• **DO THIS**: Pictures within the data are to be left out; everything else must be reproduced exactly.

— BEGIN RAW RECORDS —

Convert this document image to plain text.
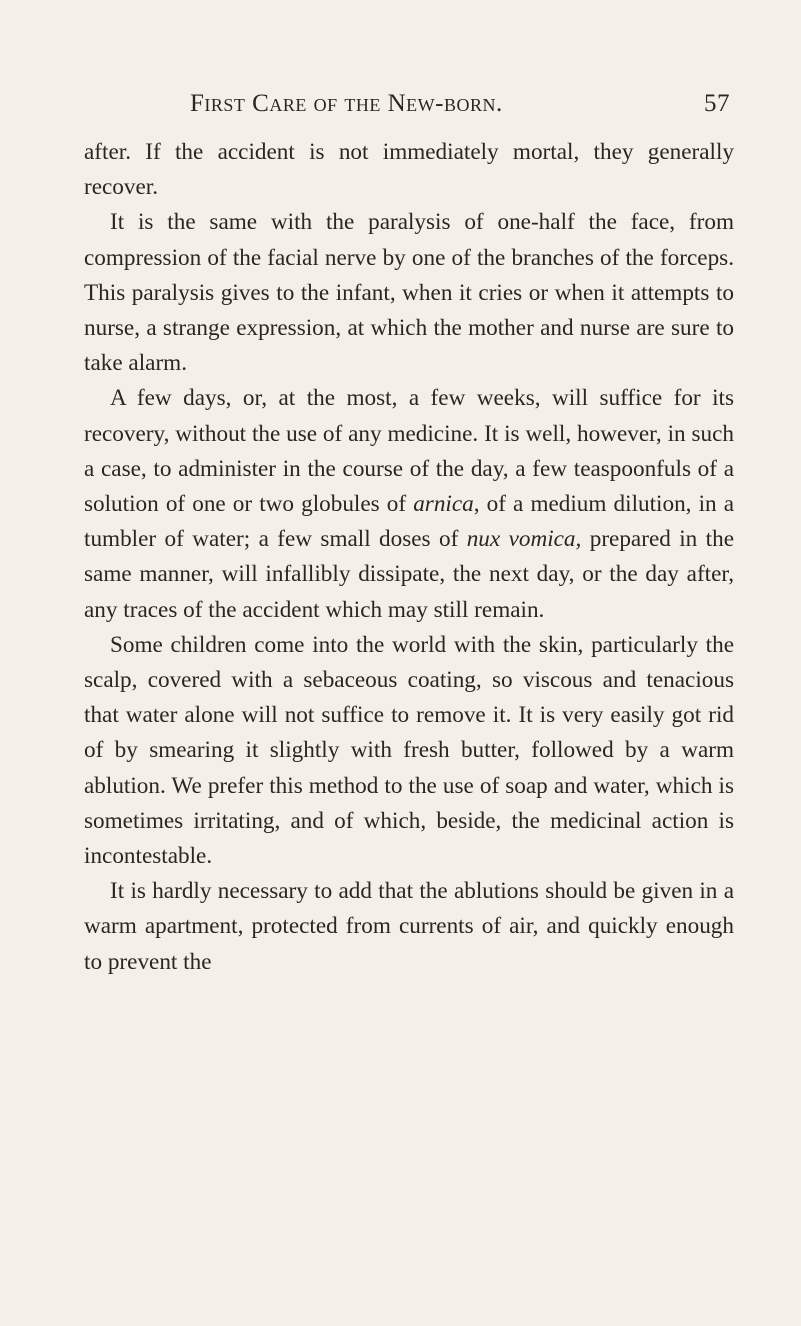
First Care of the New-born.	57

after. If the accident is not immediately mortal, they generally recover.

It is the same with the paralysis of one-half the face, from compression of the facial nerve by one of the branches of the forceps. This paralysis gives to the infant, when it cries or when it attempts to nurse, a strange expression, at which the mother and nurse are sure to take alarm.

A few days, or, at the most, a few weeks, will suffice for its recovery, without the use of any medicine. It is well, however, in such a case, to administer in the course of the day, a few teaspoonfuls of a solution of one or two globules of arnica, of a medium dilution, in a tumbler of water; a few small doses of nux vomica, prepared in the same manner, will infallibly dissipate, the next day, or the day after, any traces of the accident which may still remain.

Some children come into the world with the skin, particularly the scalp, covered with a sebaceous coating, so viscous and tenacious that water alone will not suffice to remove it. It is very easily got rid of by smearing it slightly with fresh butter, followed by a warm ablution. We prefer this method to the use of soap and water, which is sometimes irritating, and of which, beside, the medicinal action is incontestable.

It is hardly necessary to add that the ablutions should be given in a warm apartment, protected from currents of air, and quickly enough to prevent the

— END RAW RECORDS —

• **RESULT FOR THIS TASK**:
Convert this document image to plain text.
First Care of the New-born.	57

after. If the accident is not immediately mortal, they generally recover.

It is the same with the paralysis of one-half the face, from compression of the facial nerve by one of the branches of the forceps. This paralysis gives to the infant, when it cries or when it attempts to nurse, a strange expression, at which the mother and nurse are sure to take alarm.

A few days, or, at the most, a few weeks, will suffice for its recovery, without the use of any medicine. It is well, however, in such a case, to administer in the course of the day, a few teaspoonfuls of a solution of one or two globules of arnica, of a medium dilution, in a tumbler of water; a few small doses of nux vomica, prepared in the same manner, will infallibly dissipate, the next day, or the day after, any traces of the accident which may still remain.

Some children come into the world with the skin, particularly the scalp, covered with a sebaceous coating, so viscous and tenacious that water alone will not suffice to remove it. It is very easily got rid of by smearing it slightly with fresh butter, followed by a warm ablution. We prefer this method to the use of soap and water, which is sometimes irritating, and of which, beside, the medicinal action is incontestable.

It is hardly necessary to add that the ablutions should be given in a warm apartment, protected from currents of air, and quickly enough to prevent the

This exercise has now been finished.